RECORDS SHOWN =
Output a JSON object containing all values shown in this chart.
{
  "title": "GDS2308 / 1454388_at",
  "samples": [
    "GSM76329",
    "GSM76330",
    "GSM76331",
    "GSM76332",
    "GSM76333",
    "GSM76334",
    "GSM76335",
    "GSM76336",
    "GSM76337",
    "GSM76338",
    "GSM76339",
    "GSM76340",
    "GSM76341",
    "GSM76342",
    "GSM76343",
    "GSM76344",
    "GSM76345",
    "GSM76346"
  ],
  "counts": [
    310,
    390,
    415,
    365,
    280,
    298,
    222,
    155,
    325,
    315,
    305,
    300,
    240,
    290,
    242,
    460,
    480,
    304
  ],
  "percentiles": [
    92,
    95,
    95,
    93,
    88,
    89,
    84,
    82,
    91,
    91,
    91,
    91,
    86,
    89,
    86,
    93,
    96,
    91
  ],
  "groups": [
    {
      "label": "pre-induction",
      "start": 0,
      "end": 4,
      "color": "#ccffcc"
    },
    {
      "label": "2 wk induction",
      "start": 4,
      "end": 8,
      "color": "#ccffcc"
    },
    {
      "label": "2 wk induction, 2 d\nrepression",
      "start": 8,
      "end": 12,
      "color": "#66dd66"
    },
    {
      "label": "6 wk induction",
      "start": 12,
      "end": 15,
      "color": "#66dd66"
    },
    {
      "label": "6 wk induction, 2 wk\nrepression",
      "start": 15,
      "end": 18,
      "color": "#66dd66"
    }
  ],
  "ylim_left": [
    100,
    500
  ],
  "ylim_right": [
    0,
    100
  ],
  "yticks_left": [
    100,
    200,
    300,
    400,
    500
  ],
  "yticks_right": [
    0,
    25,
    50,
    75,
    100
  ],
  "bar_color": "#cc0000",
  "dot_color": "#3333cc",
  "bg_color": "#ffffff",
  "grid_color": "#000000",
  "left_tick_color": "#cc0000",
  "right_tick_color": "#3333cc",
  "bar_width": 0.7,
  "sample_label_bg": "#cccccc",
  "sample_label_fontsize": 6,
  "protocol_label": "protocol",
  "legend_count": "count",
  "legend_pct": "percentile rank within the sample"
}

YOUR TASK = Output the records exactly, including every line.

FINAL ANSWER =
Output a JSON object containing all values shown in this chart.
{
  "title": "GDS2308 / 1454388_at",
  "samples": [
    "GSM76329",
    "GSM76330",
    "GSM76331",
    "GSM76332",
    "GSM76333",
    "GSM76334",
    "GSM76335",
    "GSM76336",
    "GSM76337",
    "GSM76338",
    "GSM76339",
    "GSM76340",
    "GSM76341",
    "GSM76342",
    "GSM76343",
    "GSM76344",
    "GSM76345",
    "GSM76346"
  ],
  "counts": [
    310,
    390,
    415,
    365,
    280,
    298,
    222,
    155,
    325,
    315,
    305,
    300,
    240,
    290,
    242,
    460,
    480,
    304
  ],
  "percentiles": [
    92,
    95,
    95,
    93,
    88,
    89,
    84,
    82,
    91,
    91,
    91,
    91,
    86,
    89,
    86,
    93,
    96,
    91
  ],
  "groups": [
    {
      "label": "pre-induction",
      "start": 0,
      "end": 4,
      "color": "#ccffcc"
    },
    {
      "label": "2 wk induction",
      "start": 4,
      "end": 8,
      "color": "#ccffcc"
    },
    {
      "label": "2 wk induction, 2 d\nrepression",
      "start": 8,
      "end": 12,
      "color": "#66dd66"
    },
    {
      "label": "6 wk induction",
      "start": 12,
      "end": 15,
      "color": "#66dd66"
    },
    {
      "label": "6 wk induction, 2 wk\nrepression",
      "start": 15,
      "end": 18,
      "color": "#66dd66"
    }
  ],
  "ylim_left": [
    100,
    500
  ],
  "ylim_right": [
    0,
    100
  ],
  "yticks_left": [
    100,
    200,
    300,
    400,
    500
  ],
  "yticks_right": [
    0,
    25,
    50,
    75,
    100
  ],
  "bar_color": "#cc0000",
  "dot_color": "#3333cc",
  "bg_color": "#ffffff",
  "grid_color": "#000000",
  "left_tick_color": "#cc0000",
  "right_tick_color": "#3333cc",
  "bar_width": 0.7,
  "sample_label_bg": "#cccccc",
  "sample_label_fontsize": 6,
  "protocol_label": "protocol",
  "legend_count": "count",
  "legend_pct": "percentile rank within the sample"
}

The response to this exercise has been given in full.